DATA IN THIS EXERCISE
□ □ □ □ □

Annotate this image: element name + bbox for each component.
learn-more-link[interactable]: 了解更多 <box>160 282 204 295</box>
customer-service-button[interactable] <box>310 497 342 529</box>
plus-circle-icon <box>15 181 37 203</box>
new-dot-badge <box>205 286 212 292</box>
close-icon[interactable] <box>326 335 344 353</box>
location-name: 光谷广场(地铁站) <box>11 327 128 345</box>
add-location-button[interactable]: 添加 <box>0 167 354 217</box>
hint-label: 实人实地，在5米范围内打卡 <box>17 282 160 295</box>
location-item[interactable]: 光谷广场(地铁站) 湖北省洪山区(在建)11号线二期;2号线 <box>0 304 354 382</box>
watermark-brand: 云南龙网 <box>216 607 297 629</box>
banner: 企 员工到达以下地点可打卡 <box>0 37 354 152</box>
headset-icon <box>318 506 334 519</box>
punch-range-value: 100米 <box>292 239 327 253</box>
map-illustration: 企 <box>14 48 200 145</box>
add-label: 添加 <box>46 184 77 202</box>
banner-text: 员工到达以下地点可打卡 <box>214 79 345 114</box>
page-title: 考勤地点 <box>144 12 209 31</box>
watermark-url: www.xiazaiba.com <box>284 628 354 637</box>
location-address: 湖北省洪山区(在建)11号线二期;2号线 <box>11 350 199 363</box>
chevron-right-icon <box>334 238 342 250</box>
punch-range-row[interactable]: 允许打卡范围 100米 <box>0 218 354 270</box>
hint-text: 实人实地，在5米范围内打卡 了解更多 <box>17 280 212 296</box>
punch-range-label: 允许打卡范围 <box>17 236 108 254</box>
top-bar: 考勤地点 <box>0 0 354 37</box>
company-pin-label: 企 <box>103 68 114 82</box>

□ □ □ □ □

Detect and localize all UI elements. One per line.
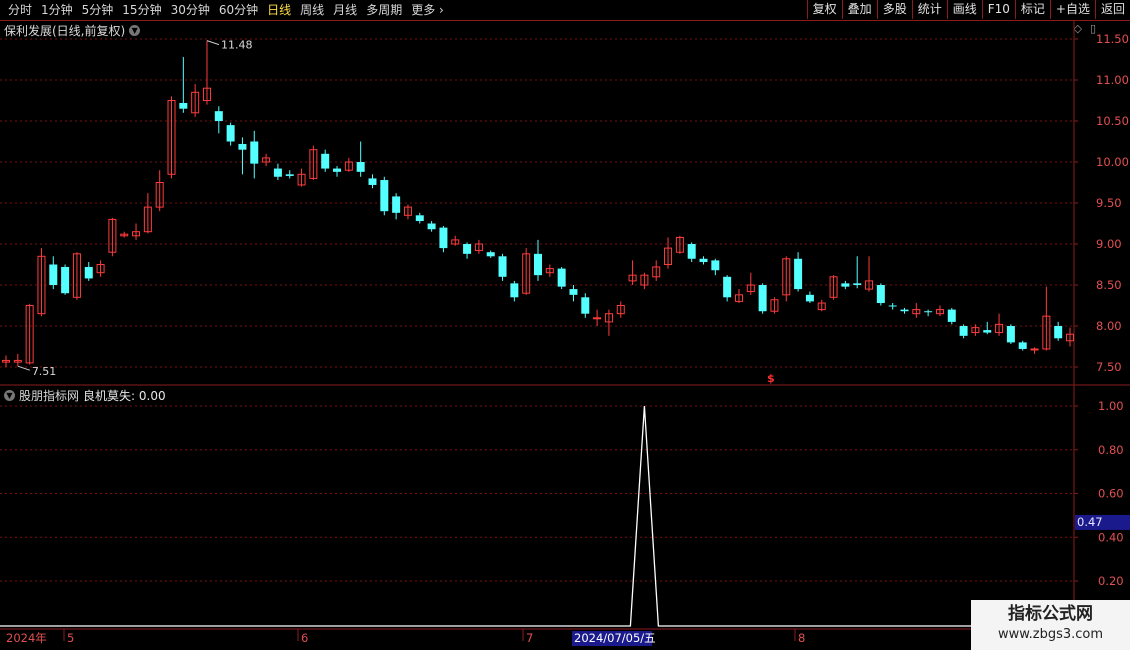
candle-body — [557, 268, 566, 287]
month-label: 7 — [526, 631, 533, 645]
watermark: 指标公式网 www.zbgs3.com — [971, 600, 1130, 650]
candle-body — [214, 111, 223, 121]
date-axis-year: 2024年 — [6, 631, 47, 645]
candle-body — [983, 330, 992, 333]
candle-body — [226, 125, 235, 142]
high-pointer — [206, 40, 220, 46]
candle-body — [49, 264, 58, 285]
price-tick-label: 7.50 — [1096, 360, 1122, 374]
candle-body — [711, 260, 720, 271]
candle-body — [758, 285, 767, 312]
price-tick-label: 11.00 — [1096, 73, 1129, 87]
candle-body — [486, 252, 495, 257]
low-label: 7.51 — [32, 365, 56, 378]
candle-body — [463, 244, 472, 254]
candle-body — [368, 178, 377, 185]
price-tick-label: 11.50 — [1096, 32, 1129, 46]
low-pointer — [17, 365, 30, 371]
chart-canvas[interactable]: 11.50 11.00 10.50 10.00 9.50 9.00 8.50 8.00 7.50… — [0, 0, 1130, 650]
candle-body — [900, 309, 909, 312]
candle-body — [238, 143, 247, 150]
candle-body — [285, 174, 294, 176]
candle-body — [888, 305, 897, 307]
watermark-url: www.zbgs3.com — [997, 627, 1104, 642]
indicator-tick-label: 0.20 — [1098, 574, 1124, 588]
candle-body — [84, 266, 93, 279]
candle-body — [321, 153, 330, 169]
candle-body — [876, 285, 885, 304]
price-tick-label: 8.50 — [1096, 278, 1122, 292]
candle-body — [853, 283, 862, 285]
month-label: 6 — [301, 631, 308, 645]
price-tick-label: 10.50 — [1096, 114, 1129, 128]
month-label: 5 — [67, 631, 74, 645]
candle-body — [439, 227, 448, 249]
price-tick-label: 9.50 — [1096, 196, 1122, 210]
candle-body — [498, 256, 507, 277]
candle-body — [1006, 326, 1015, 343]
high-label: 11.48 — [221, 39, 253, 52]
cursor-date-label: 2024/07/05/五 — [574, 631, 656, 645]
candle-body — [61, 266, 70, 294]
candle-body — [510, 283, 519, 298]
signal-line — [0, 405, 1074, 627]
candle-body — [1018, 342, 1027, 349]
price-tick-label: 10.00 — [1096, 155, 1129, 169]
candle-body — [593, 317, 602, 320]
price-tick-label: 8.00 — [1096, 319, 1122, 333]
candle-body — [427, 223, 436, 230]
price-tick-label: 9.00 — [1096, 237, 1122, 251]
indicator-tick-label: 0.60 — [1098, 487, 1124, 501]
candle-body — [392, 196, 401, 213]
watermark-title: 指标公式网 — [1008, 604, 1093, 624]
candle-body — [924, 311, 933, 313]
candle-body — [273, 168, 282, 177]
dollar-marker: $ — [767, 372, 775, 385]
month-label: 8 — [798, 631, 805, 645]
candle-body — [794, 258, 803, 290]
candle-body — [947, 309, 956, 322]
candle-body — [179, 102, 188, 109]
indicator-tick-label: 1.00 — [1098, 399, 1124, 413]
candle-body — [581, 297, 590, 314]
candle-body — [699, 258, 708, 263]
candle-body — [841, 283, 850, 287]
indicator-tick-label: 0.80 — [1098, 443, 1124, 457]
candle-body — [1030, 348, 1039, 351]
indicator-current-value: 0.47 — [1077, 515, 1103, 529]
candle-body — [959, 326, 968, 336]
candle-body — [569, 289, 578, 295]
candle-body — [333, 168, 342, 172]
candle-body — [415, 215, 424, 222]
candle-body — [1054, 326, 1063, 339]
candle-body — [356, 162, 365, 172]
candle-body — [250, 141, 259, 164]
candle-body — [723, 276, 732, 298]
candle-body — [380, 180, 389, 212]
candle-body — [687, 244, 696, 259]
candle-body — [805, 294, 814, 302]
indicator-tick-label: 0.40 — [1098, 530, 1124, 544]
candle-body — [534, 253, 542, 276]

□ □ □ □ □

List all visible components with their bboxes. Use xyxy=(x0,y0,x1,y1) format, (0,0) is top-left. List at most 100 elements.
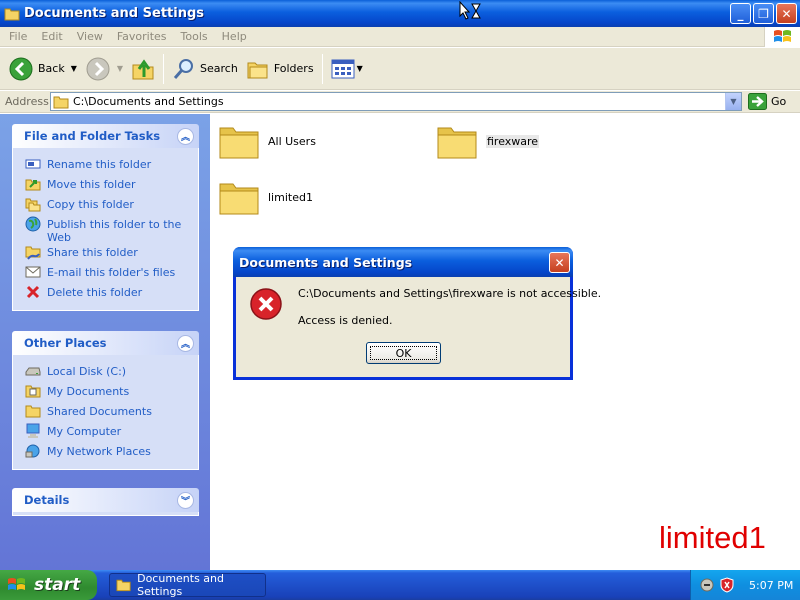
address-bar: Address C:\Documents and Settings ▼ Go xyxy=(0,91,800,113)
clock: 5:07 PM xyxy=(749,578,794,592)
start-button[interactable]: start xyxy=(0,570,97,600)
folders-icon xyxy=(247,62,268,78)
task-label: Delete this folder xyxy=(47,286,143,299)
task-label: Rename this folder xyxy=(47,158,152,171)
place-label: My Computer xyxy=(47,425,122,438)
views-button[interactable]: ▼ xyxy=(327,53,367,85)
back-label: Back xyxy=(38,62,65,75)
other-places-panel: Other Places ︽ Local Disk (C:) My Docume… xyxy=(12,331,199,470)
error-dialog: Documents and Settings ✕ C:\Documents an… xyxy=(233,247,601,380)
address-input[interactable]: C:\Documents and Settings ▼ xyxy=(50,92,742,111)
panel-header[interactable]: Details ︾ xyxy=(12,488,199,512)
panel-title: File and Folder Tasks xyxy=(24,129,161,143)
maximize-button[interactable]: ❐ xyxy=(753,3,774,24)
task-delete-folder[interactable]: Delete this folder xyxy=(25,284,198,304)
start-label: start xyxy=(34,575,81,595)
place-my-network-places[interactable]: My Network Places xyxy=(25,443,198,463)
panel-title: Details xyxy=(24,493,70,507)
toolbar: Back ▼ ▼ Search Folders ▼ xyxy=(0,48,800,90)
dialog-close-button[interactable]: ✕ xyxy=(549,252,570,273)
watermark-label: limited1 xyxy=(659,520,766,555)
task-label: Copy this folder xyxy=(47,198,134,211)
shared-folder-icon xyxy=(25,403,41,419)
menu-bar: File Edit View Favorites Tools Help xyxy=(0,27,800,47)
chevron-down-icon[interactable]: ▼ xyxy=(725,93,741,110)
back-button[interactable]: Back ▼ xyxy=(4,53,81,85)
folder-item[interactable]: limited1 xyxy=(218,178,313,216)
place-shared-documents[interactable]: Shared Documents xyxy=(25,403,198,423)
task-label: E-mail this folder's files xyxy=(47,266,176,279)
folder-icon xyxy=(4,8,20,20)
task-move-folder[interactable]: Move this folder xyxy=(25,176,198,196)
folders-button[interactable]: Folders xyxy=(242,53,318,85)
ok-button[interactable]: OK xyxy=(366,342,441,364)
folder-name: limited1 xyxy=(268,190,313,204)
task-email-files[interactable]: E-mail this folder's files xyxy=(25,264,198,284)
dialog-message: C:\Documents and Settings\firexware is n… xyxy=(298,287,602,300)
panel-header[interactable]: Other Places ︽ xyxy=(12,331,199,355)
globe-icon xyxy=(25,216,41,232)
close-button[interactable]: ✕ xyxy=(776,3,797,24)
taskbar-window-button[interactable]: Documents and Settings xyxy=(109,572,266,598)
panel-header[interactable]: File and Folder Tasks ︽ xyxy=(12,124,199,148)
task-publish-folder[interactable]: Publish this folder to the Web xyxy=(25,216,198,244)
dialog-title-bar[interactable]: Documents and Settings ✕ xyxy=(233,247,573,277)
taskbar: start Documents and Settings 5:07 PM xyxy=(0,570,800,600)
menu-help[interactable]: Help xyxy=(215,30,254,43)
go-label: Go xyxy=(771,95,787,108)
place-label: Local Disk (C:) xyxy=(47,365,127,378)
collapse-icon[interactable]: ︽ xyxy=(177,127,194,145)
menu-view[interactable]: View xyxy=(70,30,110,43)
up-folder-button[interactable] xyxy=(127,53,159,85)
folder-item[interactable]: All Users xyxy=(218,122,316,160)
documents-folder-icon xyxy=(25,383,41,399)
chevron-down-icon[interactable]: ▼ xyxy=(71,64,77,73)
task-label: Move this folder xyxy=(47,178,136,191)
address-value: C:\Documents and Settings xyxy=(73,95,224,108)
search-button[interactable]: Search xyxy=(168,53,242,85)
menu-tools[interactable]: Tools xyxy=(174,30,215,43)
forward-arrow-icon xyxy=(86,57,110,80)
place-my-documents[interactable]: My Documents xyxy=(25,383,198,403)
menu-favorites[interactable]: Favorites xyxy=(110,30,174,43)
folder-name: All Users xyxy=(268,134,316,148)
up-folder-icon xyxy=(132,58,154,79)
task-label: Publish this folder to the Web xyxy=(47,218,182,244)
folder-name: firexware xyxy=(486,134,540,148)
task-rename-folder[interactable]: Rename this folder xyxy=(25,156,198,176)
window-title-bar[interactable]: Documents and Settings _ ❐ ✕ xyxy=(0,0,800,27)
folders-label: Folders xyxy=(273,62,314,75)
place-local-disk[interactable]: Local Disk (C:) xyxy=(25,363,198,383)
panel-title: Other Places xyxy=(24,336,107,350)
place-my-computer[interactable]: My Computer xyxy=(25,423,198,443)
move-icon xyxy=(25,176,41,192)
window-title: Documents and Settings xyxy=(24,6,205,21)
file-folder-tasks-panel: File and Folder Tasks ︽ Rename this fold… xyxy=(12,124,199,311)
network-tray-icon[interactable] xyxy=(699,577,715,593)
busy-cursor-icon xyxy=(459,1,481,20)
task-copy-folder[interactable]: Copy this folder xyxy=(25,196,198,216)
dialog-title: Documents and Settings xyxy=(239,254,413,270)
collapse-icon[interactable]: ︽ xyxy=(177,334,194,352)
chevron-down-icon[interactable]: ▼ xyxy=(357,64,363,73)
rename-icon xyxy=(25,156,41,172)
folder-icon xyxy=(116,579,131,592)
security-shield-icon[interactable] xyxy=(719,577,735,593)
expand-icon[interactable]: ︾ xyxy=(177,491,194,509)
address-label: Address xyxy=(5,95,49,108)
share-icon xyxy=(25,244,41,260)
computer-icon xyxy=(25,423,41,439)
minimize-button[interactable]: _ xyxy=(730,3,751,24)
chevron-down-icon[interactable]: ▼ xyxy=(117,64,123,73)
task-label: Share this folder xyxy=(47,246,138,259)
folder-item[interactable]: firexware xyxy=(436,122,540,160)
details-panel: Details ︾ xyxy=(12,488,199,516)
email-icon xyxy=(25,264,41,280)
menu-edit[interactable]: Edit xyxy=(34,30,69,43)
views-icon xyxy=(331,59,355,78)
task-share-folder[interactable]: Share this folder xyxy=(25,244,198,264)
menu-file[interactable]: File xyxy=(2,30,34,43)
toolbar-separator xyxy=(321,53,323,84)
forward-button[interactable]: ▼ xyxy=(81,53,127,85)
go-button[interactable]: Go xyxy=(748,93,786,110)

□ □ □ □ □

Pull out every row above that contains the string "price".

price-tick-label: 7.50 — [1096, 360, 1122, 374]
price-tick-label: 11.00 — [1096, 73, 1129, 87]
price-tick-label: 11.50 — [1096, 32, 1129, 46]
price-tick-label: 8.50 — [1096, 278, 1122, 292]
price-tick-label: 10.50 — [1096, 114, 1129, 128]
price-tick-label: 9.50 — [1096, 196, 1122, 210]
price-tick-label: 10.00 — [1096, 155, 1129, 169]
price-tick-label: 8.00 — [1096, 319, 1122, 333]
price-tick-label: 9.00 — [1096, 237, 1122, 251]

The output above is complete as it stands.